_Objective_: In the listing below, identify each line with the word "water" and return those lines.

_Excerpted data_:
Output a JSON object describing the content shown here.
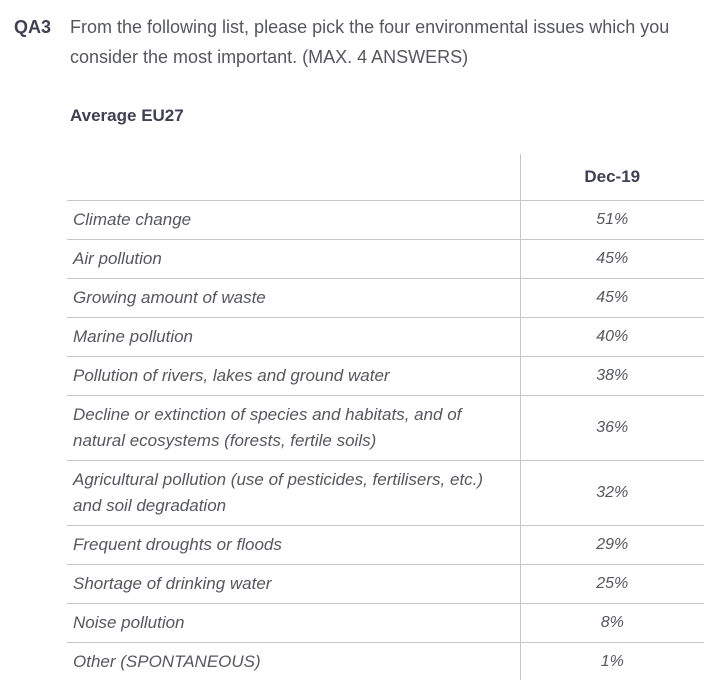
{
  "question": {
    "code": "QA3",
    "text": "From the following list, please pick the four environmental issues which you consider the most important. (MAX. 4 ANSWERS)",
    "subtitle": "Average EU27"
  },
  "chart_data": {
    "type": "table",
    "title": "Average EU27",
    "columns": [
      "",
      "Dec-19"
    ],
    "rows": [
      {
        "label": "Climate change",
        "value": "51%"
      },
      {
        "label": "Air pollution",
        "value": "45%"
      },
      {
        "label": "Growing amount of waste",
        "value": "45%"
      },
      {
        "label": "Marine pollution",
        "value": "40%"
      },
      {
        "label": "Pollution of rivers, lakes and ground water",
        "value": "38%"
      },
      {
        "label": "Decline or extinction of species and habitats, and of natural ecosystems (forests, fertile soils)",
        "value": "36%"
      },
      {
        "label": "Agricultural pollution (use of pesticides, fertilisers, etc.) and soil degradation",
        "value": "32%"
      },
      {
        "label": "Frequent droughts or floods",
        "value": "29%"
      },
      {
        "label": "Shortage of drinking water",
        "value": "25%"
      },
      {
        "label": "Noise pollution",
        "value": "8%"
      },
      {
        "label": "Other (SPONTANEOUS)",
        "value": "1%"
      }
    ]
  },
  "colors": {
    "dark_text": "#3f4051",
    "body_text": "#55565e",
    "row_text": "#56575f",
    "border": "#c6c7c9",
    "background": "#ffffff"
  }
}
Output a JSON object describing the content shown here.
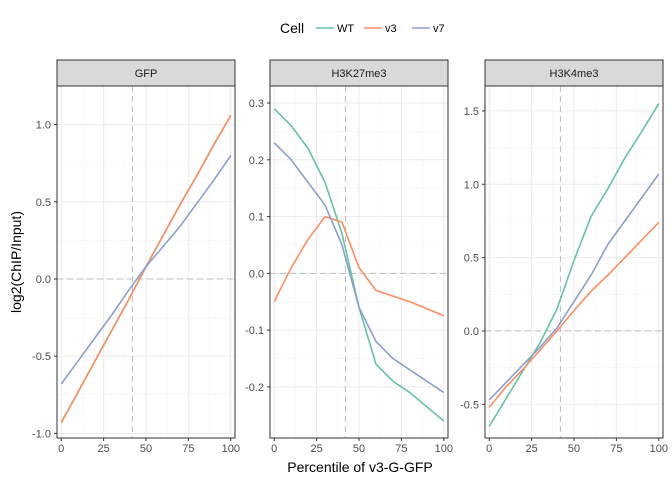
{
  "chart_data": {
    "type": "line",
    "legend": {
      "title": "Cell",
      "position": "top",
      "entries": [
        {
          "name": "WT",
          "color": "#66c2a5"
        },
        {
          "name": "v3",
          "color": "#fc8d62"
        },
        {
          "name": "v7",
          "color": "#8da0cb"
        }
      ]
    },
    "xlabel": "Percentile of v3-G-GFP",
    "ylabel": "log2(ChIP/Input)",
    "grid": true,
    "xlim": [
      -2.5,
      102.5
    ],
    "xticks": [
      0,
      25,
      50,
      75,
      100
    ],
    "xtick_labels": [
      "0",
      "25",
      "50",
      "75",
      "100"
    ],
    "reference_lines": {
      "x": 42,
      "y": 0
    },
    "panels": [
      {
        "title": "GFP",
        "ylim": [
          -1.03,
          1.25
        ],
        "yticks": [
          -1.0,
          -0.5,
          0.0,
          0.5,
          1.0
        ],
        "ytick_labels": [
          "-1.0",
          "-0.5",
          "0.0",
          "0.5",
          "1.0"
        ],
        "series": [
          {
            "name": "WT",
            "x": [
              0,
              10,
              20,
              30,
              40,
              50,
              60,
              70,
              80,
              90,
              100
            ],
            "y": [
              -0.93,
              -0.73,
              -0.53,
              -0.33,
              -0.13,
              0.08,
              0.28,
              0.48,
              0.67,
              0.87,
              1.06
            ]
          },
          {
            "name": "v3",
            "x": [
              0,
              10,
              20,
              30,
              40,
              50,
              60,
              70,
              80,
              90,
              100
            ],
            "y": [
              -0.93,
              -0.73,
              -0.53,
              -0.33,
              -0.13,
              0.08,
              0.28,
              0.48,
              0.67,
              0.87,
              1.06
            ]
          },
          {
            "name": "v7",
            "x": [
              0,
              10,
              20,
              30,
              40,
              50,
              60,
              70,
              80,
              90,
              100
            ],
            "y": [
              -0.68,
              -0.53,
              -0.38,
              -0.23,
              -0.07,
              0.08,
              0.21,
              0.34,
              0.49,
              0.64,
              0.8
            ]
          }
        ]
      },
      {
        "title": "H3K27me3",
        "ylim": [
          -0.29,
          0.33
        ],
        "yticks": [
          -0.2,
          -0.1,
          0.0,
          0.1,
          0.2,
          0.3
        ],
        "ytick_labels": [
          "-0.2",
          "-0.1",
          "0.0",
          "0.1",
          "0.2",
          "0.3"
        ],
        "series": [
          {
            "name": "WT",
            "x": [
              0,
              10,
              20,
              30,
              40,
              50,
              60,
              70,
              80,
              90,
              100
            ],
            "y": [
              0.29,
              0.26,
              0.22,
              0.16,
              0.07,
              -0.06,
              -0.16,
              -0.19,
              -0.21,
              -0.235,
              -0.26
            ]
          },
          {
            "name": "v3",
            "x": [
              0,
              10,
              20,
              30,
              40,
              50,
              60,
              70,
              80,
              90,
              100
            ],
            "y": [
              -0.05,
              0.01,
              0.06,
              0.1,
              0.09,
              0.01,
              -0.03,
              -0.04,
              -0.05,
              -0.062,
              -0.075
            ]
          },
          {
            "name": "v7",
            "x": [
              0,
              10,
              20,
              30,
              40,
              50,
              60,
              70,
              80,
              90,
              100
            ],
            "y": [
              0.23,
              0.2,
              0.16,
              0.12,
              0.05,
              -0.06,
              -0.12,
              -0.15,
              -0.17,
              -0.19,
              -0.21
            ]
          }
        ]
      },
      {
        "title": "H3K4me3",
        "ylim": [
          -0.73,
          1.67
        ],
        "yticks": [
          -0.5,
          0.0,
          0.5,
          1.0,
          1.5
        ],
        "ytick_labels": [
          "-0.5",
          "0.0",
          "0.5",
          "1.0",
          "1.5"
        ],
        "series": [
          {
            "name": "WT",
            "x": [
              0,
              10,
              20,
              30,
              40,
              50,
              60,
              70,
              80,
              90,
              100
            ],
            "y": [
              -0.65,
              -0.46,
              -0.27,
              -0.08,
              0.15,
              0.48,
              0.78,
              0.97,
              1.18,
              1.36,
              1.55
            ]
          },
          {
            "name": "v3",
            "x": [
              0,
              10,
              20,
              30,
              40,
              50,
              60,
              70,
              80,
              90,
              100
            ],
            "y": [
              -0.52,
              -0.38,
              -0.26,
              -0.13,
              0.0,
              0.14,
              0.27,
              0.38,
              0.5,
              0.62,
              0.74
            ]
          },
          {
            "name": "v7",
            "x": [
              0,
              10,
              20,
              30,
              40,
              50,
              60,
              70,
              80,
              90,
              100
            ],
            "y": [
              -0.47,
              -0.35,
              -0.23,
              -0.11,
              0.02,
              0.2,
              0.38,
              0.59,
              0.75,
              0.91,
              1.07
            ]
          }
        ]
      }
    ]
  }
}
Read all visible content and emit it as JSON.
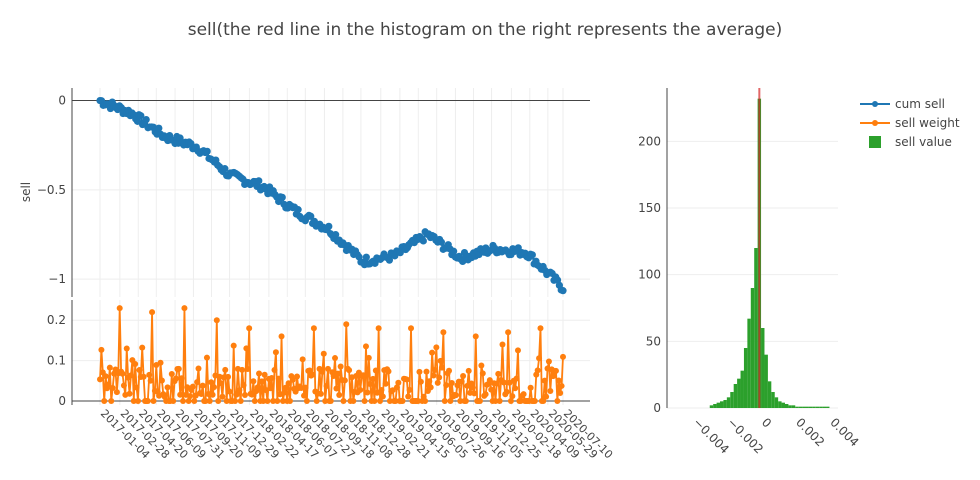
{
  "title": "sell(the red line in the histogram on the right represents the average)",
  "colors": {
    "cum": "#1f77b4",
    "weight": "#ff7f0e",
    "value": "#2ca02c",
    "mean_line": "#d62728",
    "axis_text": "#444444",
    "grid": "#eeeeee",
    "zero": "#444444"
  },
  "legend": {
    "cum_sell": "cum sell",
    "sell_weight": "sell weight",
    "sell_value": "sell value"
  },
  "chart_data": [
    {
      "type": "scatter",
      "name": "cum sell",
      "ylabel": "sell",
      "ylim": [
        -1.1,
        0.07
      ],
      "yticks": [
        0,
        -0.5,
        -1
      ],
      "ytick_labels": [
        "0",
        "−0.5",
        "−1"
      ],
      "x_start": "2017-01-04",
      "x_end": "2020-07-10",
      "grid": true,
      "x": [
        "2017-01-04",
        "2017-04-01",
        "2017-07-01",
        "2017-10-01",
        "2018-01-01",
        "2018-04-01",
        "2018-07-01",
        "2018-10-01",
        "2019-01-01",
        "2019-04-01",
        "2019-07-01",
        "2019-10-01",
        "2020-01-01",
        "2020-04-01",
        "2020-07-10"
      ],
      "y": [
        0,
        -0.07,
        -0.2,
        -0.26,
        -0.42,
        -0.48,
        -0.62,
        -0.72,
        -0.9,
        -0.87,
        -0.75,
        -0.88,
        -0.83,
        -0.85,
        -1.05
      ]
    },
    {
      "type": "line",
      "name": "sell weight",
      "ylim": [
        -0.01,
        0.25
      ],
      "yticks": [
        0,
        0.1,
        0.2
      ],
      "ytick_labels": [
        "0",
        "0.1",
        "0.2"
      ],
      "peaks": [
        0.23,
        0.22,
        0.23,
        0.2,
        0.18,
        0.16,
        0.18,
        0.19,
        0.18,
        0.18,
        0.17,
        0.16,
        0.17,
        0.18
      ]
    },
    {
      "type": "histogram",
      "name": "sell value",
      "xlim": [
        -0.0055,
        0.0045
      ],
      "ylim": [
        0,
        240
      ],
      "xticks": [
        -0.004,
        -0.002,
        0,
        0.002,
        0.004
      ],
      "xtick_labels": [
        "−0.004",
        "−0.002",
        "0",
        "0.002",
        "0.004"
      ],
      "yticks": [
        0,
        50,
        100,
        150,
        200
      ],
      "mean": -0.0001,
      "bins_start": -0.003,
      "bin_width": 0.0002,
      "counts": [
        2,
        3,
        4,
        5,
        6,
        8,
        12,
        18,
        22,
        28,
        45,
        67,
        90,
        120,
        232,
        60,
        40,
        20,
        12,
        8,
        5,
        4,
        3,
        2,
        2,
        1,
        1,
        1,
        1,
        1,
        1,
        1,
        1,
        1,
        1
      ],
      "mean_label": "average"
    }
  ],
  "x_tick_labels": [
    "2017-01-04",
    "2017-02-28",
    "2017-04-20",
    "2017-06-09",
    "2017-07-31",
    "2017-09-20",
    "2017-11-09",
    "2017-12-29",
    "2018-02-22",
    "2018-04-17",
    "2018-06-07",
    "2018-07-27",
    "2018-09-18",
    "2018-11-08",
    "2018-12-28",
    "2019-02-21",
    "2019-04-15",
    "2019-06-05",
    "2019-07-26",
    "2019-09-16",
    "2019-11-05",
    "2019-12-25",
    "2020-02-18",
    "2020-04-09",
    "2020-05-29",
    "2020-07-10"
  ]
}
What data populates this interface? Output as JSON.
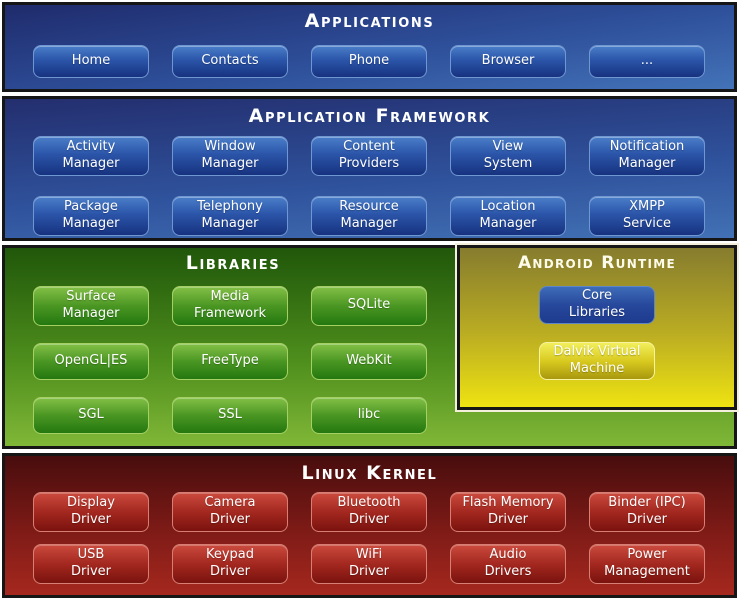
{
  "palette": {
    "border_black": "#161616",
    "blue_section_top": "#1f2b6c",
    "blue_section_bottom": "#4373b8",
    "blue_button_top": "#4a7ec9",
    "blue_button_bottom": "#17327f",
    "green_section_top": "#20570a",
    "green_section_bottom": "#80b737",
    "green_button_top": "#83c046",
    "green_button_bottom": "#24780f",
    "yellow_panel_top": "#867c2e",
    "yellow_panel_bottom": "#eee312",
    "yellow_button_top": "#f2ef5c",
    "yellow_button_bottom": "#a8980e",
    "red_section_top": "#480d0d",
    "red_section_bottom": "#a5281e",
    "red_button_top": "#cb4a3e",
    "red_button_bottom": "#7a120e",
    "title_text": "#ffffff"
  },
  "sections": {
    "applications": {
      "title": "Applications",
      "buttons": [
        "Home",
        "Contacts",
        "Phone",
        "Browser",
        "..."
      ]
    },
    "framework": {
      "title": "Application Framework",
      "buttons": [
        "Activity\nManager",
        "Window\nManager",
        "Content\nProviders",
        "View\nSystem",
        "Notification\nManager",
        "Package\nManager",
        "Telephony\nManager",
        "Resource\nManager",
        "Location\nManager",
        "XMPP\nService"
      ]
    },
    "libraries": {
      "title": "Libraries",
      "buttons": [
        "Surface\nManager",
        "Media\nFramework",
        "SQLite",
        "OpenGL|ES",
        "FreeType",
        "WebKit",
        "SGL",
        "SSL",
        "libc"
      ]
    },
    "runtime": {
      "title": "Android Runtime",
      "buttons": [
        "Core\nLibraries",
        "Dalvik Virtual\nMachine"
      ]
    },
    "kernel": {
      "title": "Linux Kernel",
      "buttons": [
        "Display\nDriver",
        "Camera\nDriver",
        "Bluetooth\nDriver",
        "Flash Memory\nDriver",
        "Binder (IPC)\nDriver",
        "USB\nDriver",
        "Keypad\nDriver",
        "WiFi\nDriver",
        "Audio\nDrivers",
        "Power\nManagement"
      ]
    }
  }
}
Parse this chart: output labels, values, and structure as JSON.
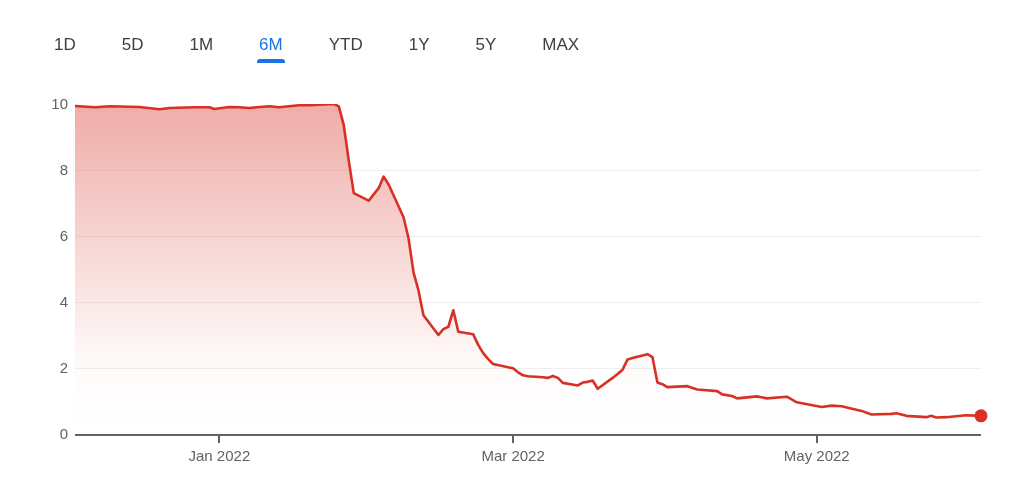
{
  "chart_data": {
    "type": "area",
    "annotations": [
      "1D",
      "5D",
      "1M",
      "6M",
      "YTD",
      "1Y",
      "5Y",
      "MAX"
    ],
    "xlim": [
      "2021-12-03",
      "2022-06-03"
    ],
    "xticks": [
      {
        "value": "2022-01-01",
        "label": "Jan 2022"
      },
      {
        "value": "2022-03-01",
        "label": "Mar 2022"
      },
      {
        "value": "2022-05-01",
        "label": "May 2022"
      }
    ],
    "ylim": [
      0,
      10
    ],
    "yticks": [
      0,
      2,
      4,
      6,
      8,
      10
    ],
    "grid": "y",
    "series": [
      {
        "color": "#d93025",
        "x": [
          "2021-12-03",
          "2021-12-07",
          "2021-12-10",
          "2021-12-16",
          "2021-12-20",
          "2021-12-22",
          "2021-12-27",
          "2021-12-30",
          "2021-12-31",
          "2022-01-03",
          "2022-01-05",
          "2022-01-07",
          "2022-01-11",
          "2022-01-13",
          "2022-01-17",
          "2022-01-19",
          "2022-01-21",
          "2022-01-24",
          "2022-01-25",
          "2022-01-26",
          "2022-01-27",
          "2022-01-28",
          "2022-01-31",
          "2022-02-01",
          "2022-02-02",
          "2022-02-03",
          "2022-02-04",
          "2022-02-07",
          "2022-02-08",
          "2022-02-09",
          "2022-02-10",
          "2022-02-11",
          "2022-02-14",
          "2022-02-15",
          "2022-02-16",
          "2022-02-17",
          "2022-02-18",
          "2022-02-21",
          "2022-02-22",
          "2022-02-23",
          "2022-02-24",
          "2022-02-25",
          "2022-02-28",
          "2022-03-01",
          "2022-03-02",
          "2022-03-03",
          "2022-03-04",
          "2022-03-07",
          "2022-03-08",
          "2022-03-09",
          "2022-03-10",
          "2022-03-11",
          "2022-03-14",
          "2022-03-15",
          "2022-03-16",
          "2022-03-17",
          "2022-03-18",
          "2022-03-21",
          "2022-03-22",
          "2022-03-23",
          "2022-03-24",
          "2022-03-25",
          "2022-03-28",
          "2022-03-29",
          "2022-03-30",
          "2022-03-31",
          "2022-04-01",
          "2022-04-05",
          "2022-04-07",
          "2022-04-11",
          "2022-04-12",
          "2022-04-14",
          "2022-04-15",
          "2022-04-19",
          "2022-04-21",
          "2022-04-25",
          "2022-04-27",
          "2022-05-02",
          "2022-05-04",
          "2022-05-06",
          "2022-05-10",
          "2022-05-12",
          "2022-05-16",
          "2022-05-17",
          "2022-05-19",
          "2022-05-23",
          "2022-05-24",
          "2022-05-25",
          "2022-05-27",
          "2022-05-31",
          "2022-06-03"
        ],
        "values": [
          9.94,
          9.9,
          9.93,
          9.91,
          9.84,
          9.88,
          9.9,
          9.9,
          9.85,
          9.91,
          9.9,
          9.88,
          9.93,
          9.9,
          9.96,
          9.96,
          9.98,
          10.0,
          9.93,
          9.35,
          8.28,
          7.3,
          7.07,
          7.26,
          7.45,
          7.8,
          7.56,
          6.57,
          5.93,
          4.9,
          4.35,
          3.6,
          3.0,
          3.18,
          3.25,
          3.75,
          3.1,
          3.02,
          2.7,
          2.45,
          2.27,
          2.12,
          2.02,
          1.99,
          1.87,
          1.78,
          1.75,
          1.72,
          1.7,
          1.76,
          1.7,
          1.55,
          1.47,
          1.56,
          1.58,
          1.62,
          1.37,
          1.7,
          1.82,
          1.95,
          2.26,
          2.3,
          2.42,
          2.33,
          1.56,
          1.51,
          1.42,
          1.45,
          1.35,
          1.3,
          1.2,
          1.15,
          1.08,
          1.14,
          1.08,
          1.13,
          0.96,
          0.82,
          0.86,
          0.84,
          0.7,
          0.59,
          0.61,
          0.63,
          0.55,
          0.51,
          0.55,
          0.5,
          0.51,
          0.57,
          0.55
        ]
      },
      {
        "type": "scatter",
        "color": "#d93025",
        "x": [
          "2022-06-03"
        ],
        "values": [
          0.55
        ]
      }
    ]
  }
}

_Task output_:
        "label": "Pollution of rivers, lakes and ground water",
        "label": "Shortage of drinking water",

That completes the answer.